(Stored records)
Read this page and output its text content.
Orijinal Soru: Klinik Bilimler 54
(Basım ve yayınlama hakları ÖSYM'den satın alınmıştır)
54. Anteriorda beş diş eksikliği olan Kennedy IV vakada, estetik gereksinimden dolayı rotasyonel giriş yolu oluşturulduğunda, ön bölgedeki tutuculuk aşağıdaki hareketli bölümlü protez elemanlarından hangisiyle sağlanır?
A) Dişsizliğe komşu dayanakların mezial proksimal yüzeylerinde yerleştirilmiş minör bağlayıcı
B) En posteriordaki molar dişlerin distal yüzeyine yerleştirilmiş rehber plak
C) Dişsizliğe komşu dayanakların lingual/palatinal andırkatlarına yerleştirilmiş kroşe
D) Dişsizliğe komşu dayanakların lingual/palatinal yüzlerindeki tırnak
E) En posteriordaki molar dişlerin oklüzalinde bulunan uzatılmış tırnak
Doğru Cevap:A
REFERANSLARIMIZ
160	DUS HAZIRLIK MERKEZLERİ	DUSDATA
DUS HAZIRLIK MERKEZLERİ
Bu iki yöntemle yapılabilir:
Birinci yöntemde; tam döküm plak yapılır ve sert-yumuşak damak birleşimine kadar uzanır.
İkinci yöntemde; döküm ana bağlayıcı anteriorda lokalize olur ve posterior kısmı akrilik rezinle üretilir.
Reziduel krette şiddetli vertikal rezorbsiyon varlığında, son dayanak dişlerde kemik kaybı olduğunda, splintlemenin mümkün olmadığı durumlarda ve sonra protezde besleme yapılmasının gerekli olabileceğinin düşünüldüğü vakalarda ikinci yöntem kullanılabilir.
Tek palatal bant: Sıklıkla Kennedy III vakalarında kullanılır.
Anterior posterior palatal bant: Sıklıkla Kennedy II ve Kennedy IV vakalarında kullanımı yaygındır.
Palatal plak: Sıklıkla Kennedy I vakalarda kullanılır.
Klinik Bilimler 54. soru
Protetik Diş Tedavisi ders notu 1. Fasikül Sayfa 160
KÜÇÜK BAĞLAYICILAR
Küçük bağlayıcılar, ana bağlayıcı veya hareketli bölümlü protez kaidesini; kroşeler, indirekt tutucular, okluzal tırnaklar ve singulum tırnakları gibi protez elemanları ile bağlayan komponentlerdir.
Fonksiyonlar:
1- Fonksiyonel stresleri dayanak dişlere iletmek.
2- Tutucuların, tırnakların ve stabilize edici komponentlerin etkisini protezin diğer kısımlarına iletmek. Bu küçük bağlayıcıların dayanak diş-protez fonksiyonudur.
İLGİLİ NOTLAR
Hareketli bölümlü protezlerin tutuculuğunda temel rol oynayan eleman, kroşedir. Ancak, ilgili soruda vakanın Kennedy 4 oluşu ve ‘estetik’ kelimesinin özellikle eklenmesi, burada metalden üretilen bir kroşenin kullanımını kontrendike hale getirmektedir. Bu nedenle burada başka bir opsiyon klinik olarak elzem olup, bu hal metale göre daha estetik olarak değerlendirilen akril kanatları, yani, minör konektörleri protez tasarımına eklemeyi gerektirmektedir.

**WRITTEN EXERCISE:** Show every line in the entries where the string "bant" occurs.

**ANSWER IN FULL:**
Tek palatal bant: Sıklıkla Kennedy III vakalarında kullanılır.
Anterior posterior palatal bant: Sıklıkla Kennedy II ve Kennedy IV vakalarında kullanımı yaygındır.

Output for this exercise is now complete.